Written instruction
Please quote all of the material below word for word, leaving out the pictures.

Stored items
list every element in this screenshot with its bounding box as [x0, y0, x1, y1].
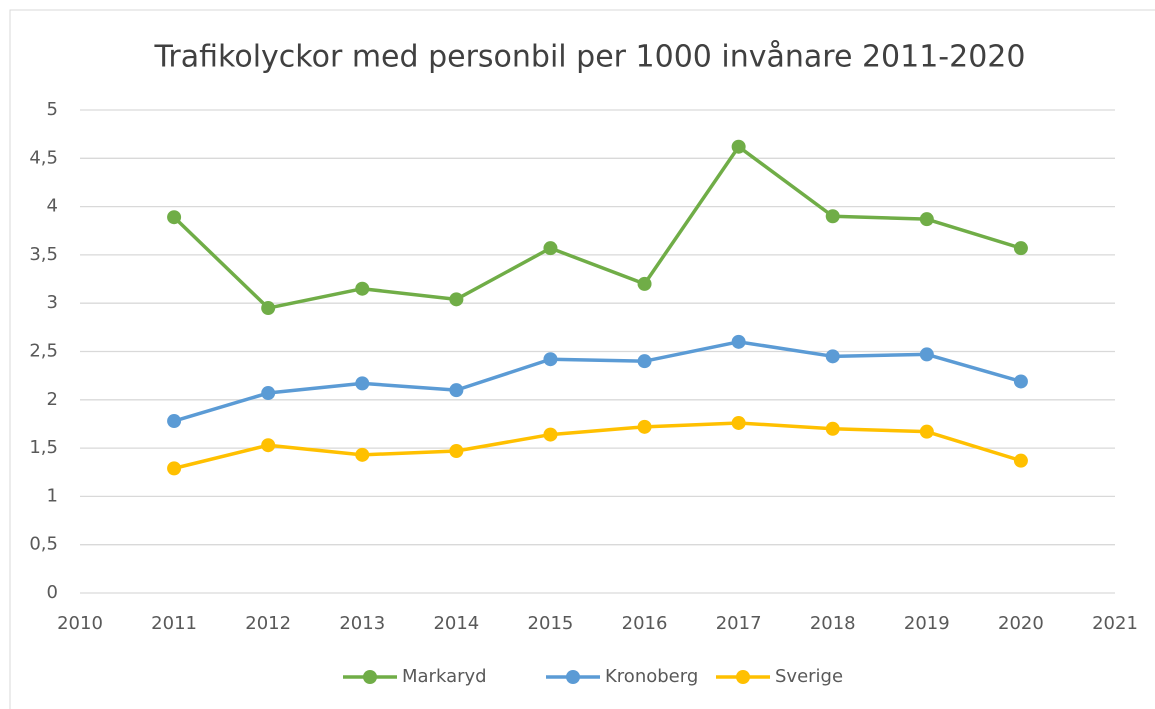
y-tick-label: 1	[47, 485, 58, 506]
data-point	[167, 461, 182, 476]
legend-marker	[736, 670, 750, 684]
data-point	[637, 276, 652, 291]
y-tick-label: 0	[47, 582, 58, 603]
data-point	[1013, 374, 1028, 389]
x-tick-label: 2014	[433, 613, 479, 634]
data-point	[355, 281, 370, 296]
x-tick-label: 2017	[716, 613, 762, 634]
data-point	[449, 383, 464, 398]
data-point	[543, 352, 558, 367]
series-line	[173, 340, 1022, 423]
legend-marker	[566, 670, 580, 684]
data-point	[167, 414, 182, 429]
data-point	[543, 427, 558, 442]
data-point	[355, 376, 370, 391]
data-point	[731, 415, 746, 430]
data-point	[731, 334, 746, 349]
x-tick-label: 2020	[998, 613, 1044, 634]
data-point	[355, 447, 370, 462]
y-tick-label: 3,5	[29, 244, 58, 265]
data-point	[637, 419, 652, 434]
x-tick-label: 2018	[810, 613, 856, 634]
y-tick-label: 2	[47, 389, 58, 410]
data-point	[1013, 453, 1028, 468]
data-point	[543, 241, 558, 256]
x-tick-label: 2015	[528, 613, 574, 634]
legend-label: Kronoberg	[605, 666, 698, 687]
data-point	[825, 349, 840, 364]
data-point	[731, 139, 746, 154]
y-tick-label: 0,5	[29, 534, 58, 555]
data-point	[261, 386, 276, 401]
data-point	[919, 347, 934, 362]
x-tick-label: 2010	[57, 613, 103, 634]
y-tick-label: 4	[47, 196, 58, 217]
data-point	[261, 438, 276, 453]
x-tick-label: 2013	[339, 613, 385, 634]
series-line	[173, 421, 1022, 471]
y-tick-label: 4,5	[29, 147, 58, 168]
data-point	[919, 212, 934, 227]
y-tick-label: 3	[47, 292, 58, 313]
series-line	[172, 144, 1022, 310]
chart-title: Trafikolyckor med personbil per 1000 inv…	[154, 40, 1026, 75]
y-tick-label: 5	[47, 99, 58, 120]
data-point	[449, 292, 464, 307]
data-point	[825, 209, 840, 224]
x-tick-label: 2012	[245, 613, 291, 634]
y-tick-label: 2,5	[29, 341, 58, 362]
data-point	[637, 354, 652, 369]
data-point	[449, 443, 464, 458]
data-point	[1013, 241, 1028, 256]
data-point	[825, 421, 840, 436]
x-tick-label: 2016	[622, 613, 668, 634]
data-point	[167, 210, 182, 225]
x-tick-label: 2019	[904, 613, 950, 634]
x-tick-label: 2021	[1092, 613, 1138, 634]
data-point	[919, 424, 934, 439]
legend-marker	[363, 670, 377, 684]
x-tick-label: 2011	[151, 613, 197, 634]
legend-label: Sverige	[775, 666, 843, 687]
data-point	[261, 301, 276, 316]
y-tick-label: 1,5	[29, 437, 58, 458]
legend-label: Markaryd	[402, 666, 487, 687]
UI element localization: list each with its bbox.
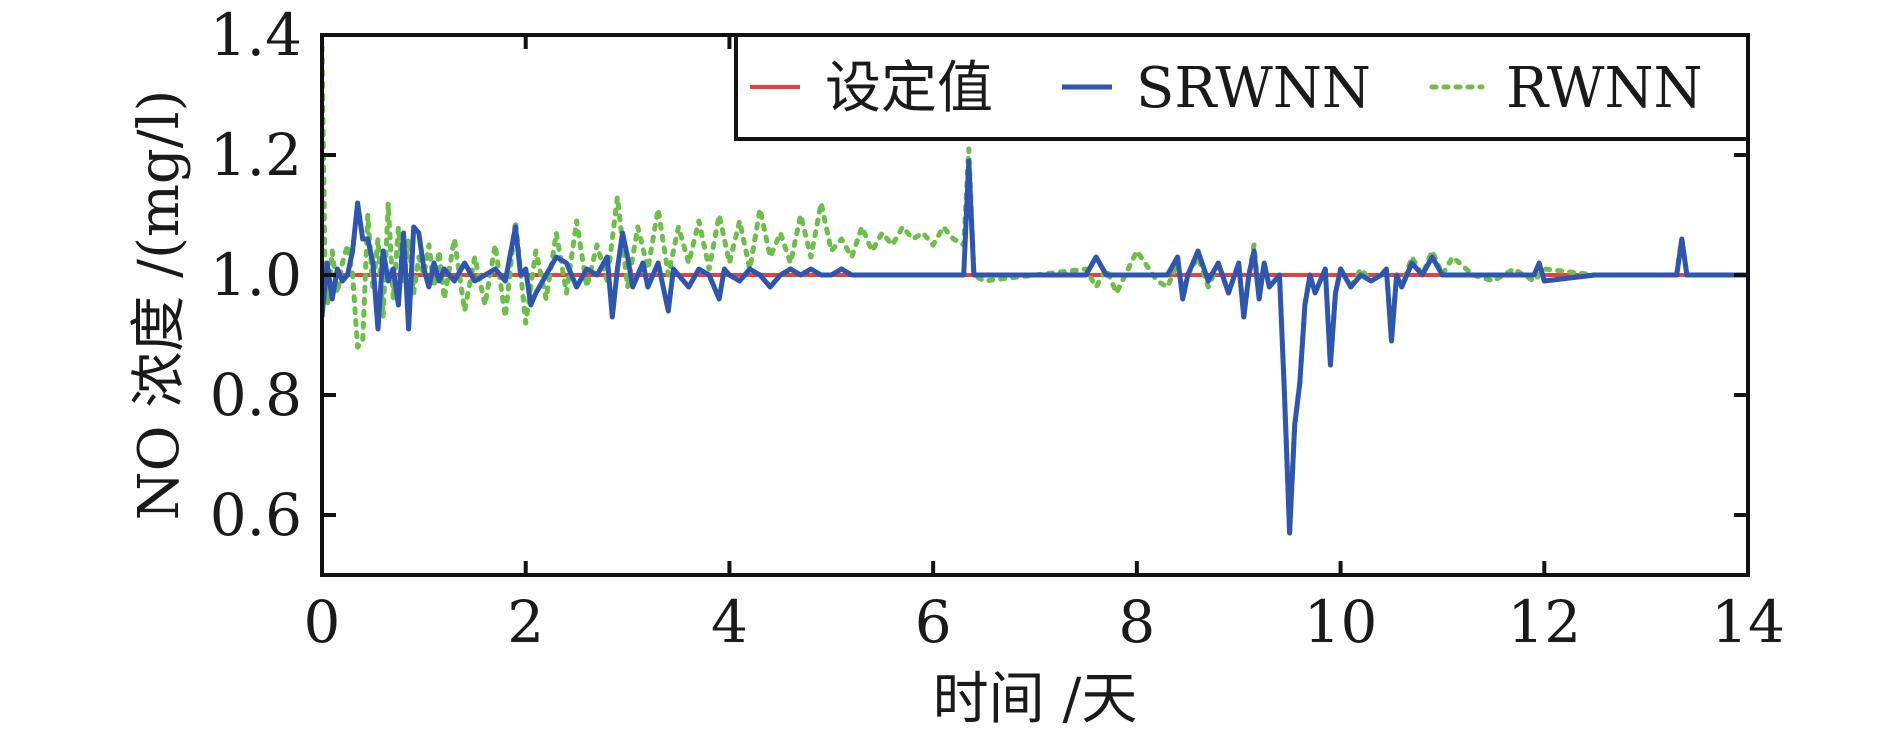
y-tick-label: 0.8 (210, 361, 302, 429)
x-tick-label: 0 (304, 588, 341, 656)
series-line-rwnn (322, 44, 1748, 536)
x-tick-label: 2 (507, 588, 544, 656)
legend: 设定值 SRWNN RWNN (734, 33, 1750, 141)
series-line-srwnn (322, 158, 1748, 536)
x-tick-label: 14 (1711, 588, 1785, 656)
legend-label-srwnn: SRWNN (1136, 56, 1371, 121)
legend-label-rwnn: RWNN (1506, 56, 1703, 121)
x-tick-label: 4 (711, 588, 748, 656)
series-layer (322, 44, 1748, 536)
y-axis-title: NO 浓度 /(mg/l) (127, 90, 192, 521)
x-tick-label: 6 (915, 588, 952, 656)
x-tick-label: 10 (1304, 588, 1378, 656)
x-tick-label: 8 (1118, 588, 1155, 656)
legend-label-setpoint: 设定值 (825, 56, 993, 121)
y-tick-label: 1.0 (210, 241, 302, 309)
y-tick-label: 0.6 (210, 481, 302, 549)
y-tick-label: 1.2 (210, 121, 302, 189)
x-axis-title: 时间 /天 (933, 667, 1138, 732)
legend-box (734, 33, 1750, 141)
x-tick-label: 12 (1507, 588, 1581, 656)
ticks-layer: 0 2 4 6 8 10 12 14 0.6 0.8 1.0 1.2 1.4 (210, 1, 1785, 656)
y-tick-label: 1.4 (210, 1, 302, 69)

Complete answer
list every element in this screenshot with its bounding box as [x0, y0, x1, y1].
y-tick-label: 1	[47, 485, 58, 506]
data-point	[167, 461, 182, 476]
legend-marker	[736, 670, 750, 684]
data-point	[637, 276, 652, 291]
y-tick-label: 0	[47, 582, 58, 603]
data-point	[1013, 374, 1028, 389]
x-tick-label: 2014	[433, 613, 479, 634]
data-point	[355, 281, 370, 296]
x-tick-label: 2017	[716, 613, 762, 634]
data-point	[449, 383, 464, 398]
data-point	[543, 352, 558, 367]
series-line	[173, 340, 1022, 423]
legend-marker	[566, 670, 580, 684]
data-point	[167, 414, 182, 429]
data-point	[543, 427, 558, 442]
data-point	[355, 376, 370, 391]
data-point	[731, 415, 746, 430]
data-point	[731, 334, 746, 349]
x-tick-label: 2020	[998, 613, 1044, 634]
data-point	[355, 447, 370, 462]
y-tick-label: 3,5	[29, 244, 58, 265]
data-point	[637, 419, 652, 434]
x-tick-label: 2018	[810, 613, 856, 634]
y-tick-label: 2	[47, 389, 58, 410]
data-point	[1013, 453, 1028, 468]
data-point	[543, 241, 558, 256]
x-tick-label: 2015	[528, 613, 574, 634]
legend-label: Kronoberg	[605, 666, 698, 687]
data-point	[825, 349, 840, 364]
data-point	[731, 139, 746, 154]
y-tick-label: 0,5	[29, 534, 58, 555]
data-point	[261, 386, 276, 401]
data-point	[919, 347, 934, 362]
x-tick-label: 2010	[57, 613, 103, 634]
y-tick-label: 4	[47, 196, 58, 217]
data-point	[261, 438, 276, 453]
x-tick-label: 2013	[339, 613, 385, 634]
series-line	[173, 421, 1022, 471]
y-tick-label: 4,5	[29, 147, 58, 168]
data-point	[919, 212, 934, 227]
y-tick-label: 3	[47, 292, 58, 313]
series-line	[172, 144, 1022, 310]
chart-title: Trafikolyckor med personbil per 1000 inv…	[154, 40, 1026, 75]
y-tick-label: 5	[47, 99, 58, 120]
data-point	[449, 292, 464, 307]
data-point	[825, 209, 840, 224]
x-tick-label: 2012	[245, 613, 291, 634]
y-tick-label: 2,5	[29, 341, 58, 362]
data-point	[637, 354, 652, 369]
data-point	[449, 443, 464, 458]
data-point	[1013, 241, 1028, 256]
data-point	[825, 421, 840, 436]
x-tick-label: 2016	[622, 613, 668, 634]
data-point	[167, 210, 182, 225]
x-tick-label: 2019	[904, 613, 950, 634]
x-tick-label: 2021	[1092, 613, 1138, 634]
data-point	[919, 424, 934, 439]
legend-marker	[363, 670, 377, 684]
x-tick-label: 2011	[151, 613, 197, 634]
legend-label: Sverige	[775, 666, 843, 687]
data-point	[261, 301, 276, 316]
y-tick-label: 1,5	[29, 437, 58, 458]
legend-label: Markaryd	[402, 666, 487, 687]
UI element localization: list each with its bbox.
y-tick-label: 0.8 (210, 361, 302, 429)
x-tick-label: 0 (304, 588, 341, 656)
series-line-rwnn (322, 44, 1748, 536)
x-tick-label: 2 (507, 588, 544, 656)
legend: 设定值 SRWNN RWNN (734, 33, 1750, 141)
series-line-srwnn (322, 158, 1748, 536)
x-tick-label: 14 (1711, 588, 1785, 656)
legend-label-srwnn: SRWNN (1136, 56, 1371, 121)
legend-label-rwnn: RWNN (1506, 56, 1703, 121)
x-tick-label: 4 (711, 588, 748, 656)
series-layer (322, 44, 1748, 536)
y-axis-title: NO 浓度 /(mg/l) (127, 90, 192, 521)
x-tick-label: 6 (915, 588, 952, 656)
x-tick-label: 10 (1304, 588, 1378, 656)
x-tick-label: 8 (1118, 588, 1155, 656)
legend-label-setpoint: 设定值 (825, 56, 993, 121)
y-tick-label: 1.0 (210, 241, 302, 309)
y-tick-label: 0.6 (210, 481, 302, 549)
y-tick-label: 1.2 (210, 121, 302, 189)
x-axis-title: 时间 /天 (933, 667, 1138, 732)
legend-box (734, 33, 1750, 141)
x-tick-label: 12 (1507, 588, 1581, 656)
ticks-layer: 0 2 4 6 8 10 12 14 0.6 0.8 1.0 1.2 1.4 (210, 1, 1785, 656)
y-tick-label: 1.4 (210, 1, 302, 69)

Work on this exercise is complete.